Problem to solve: Could you print all the entries exactly?

Extracted data entries:
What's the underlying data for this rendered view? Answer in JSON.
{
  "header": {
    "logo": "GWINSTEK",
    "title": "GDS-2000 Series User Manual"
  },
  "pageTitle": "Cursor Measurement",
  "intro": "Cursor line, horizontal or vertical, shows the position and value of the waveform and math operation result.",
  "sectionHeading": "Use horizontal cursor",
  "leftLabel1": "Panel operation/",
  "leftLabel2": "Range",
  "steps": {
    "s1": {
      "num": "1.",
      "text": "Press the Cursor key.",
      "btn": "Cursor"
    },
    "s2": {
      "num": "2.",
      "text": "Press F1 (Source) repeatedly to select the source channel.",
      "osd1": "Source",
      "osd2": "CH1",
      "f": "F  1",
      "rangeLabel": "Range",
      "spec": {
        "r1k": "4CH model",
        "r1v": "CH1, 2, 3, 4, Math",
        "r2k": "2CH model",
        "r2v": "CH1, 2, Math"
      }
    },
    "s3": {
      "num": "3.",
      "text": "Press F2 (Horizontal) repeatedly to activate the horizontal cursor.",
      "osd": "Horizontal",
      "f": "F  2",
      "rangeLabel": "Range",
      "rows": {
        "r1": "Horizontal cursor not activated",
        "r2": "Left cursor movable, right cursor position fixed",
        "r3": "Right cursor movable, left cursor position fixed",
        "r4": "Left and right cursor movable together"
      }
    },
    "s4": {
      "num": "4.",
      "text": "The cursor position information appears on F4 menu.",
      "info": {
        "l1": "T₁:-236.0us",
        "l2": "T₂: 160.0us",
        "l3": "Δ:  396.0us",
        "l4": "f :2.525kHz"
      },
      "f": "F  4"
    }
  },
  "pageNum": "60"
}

Expected output:
What's the underlying data for this rendered view? Answer in JSON.
{
  "header": {
    "logo": "GWINSTEK",
    "title": "GDS-2000 Series User Manual"
  },
  "pageTitle": "Cursor Measurement",
  "intro": "Cursor line, horizontal or vertical, shows the position and value of the waveform and math operation result.",
  "sectionHeading": "Use horizontal cursor",
  "leftLabel1": "Panel operation/",
  "leftLabel2": "Range",
  "steps": {
    "s1": {
      "num": "1.",
      "text": "Press the Cursor key.",
      "btn": "Cursor"
    },
    "s2": {
      "num": "2.",
      "text": "Press F1 (Source) repeatedly to select the source channel.",
      "osd1": "Source",
      "osd2": "CH1",
      "f": "F  1",
      "rangeLabel": "Range",
      "spec": {
        "r1k": "4CH model",
        "r1v": "CH1, 2, 3, 4, Math",
        "r2k": "2CH model",
        "r2v": "CH1, 2, Math"
      }
    },
    "s3": {
      "num": "3.",
      "text": "Press F2 (Horizontal) repeatedly to activate the horizontal cursor.",
      "osd": "Horizontal",
      "f": "F  2",
      "rangeLabel": "Range",
      "rows": {
        "r1": "Horizontal cursor not activated",
        "r2": "Left cursor movable, right cursor position fixed",
        "r3": "Right cursor movable, left cursor position fixed",
        "r4": "Left and right cursor movable together"
      }
    },
    "s4": {
      "num": "4.",
      "text": "The cursor position information appears on F4 menu.",
      "info": {
        "l1": "T₁:-236.0us",
        "l2": "T₂: 160.0us",
        "l3": "Δ:  396.0us",
        "l4": "f :2.525kHz"
      },
      "f": "F  4"
    }
  },
  "pageNum": "60"
}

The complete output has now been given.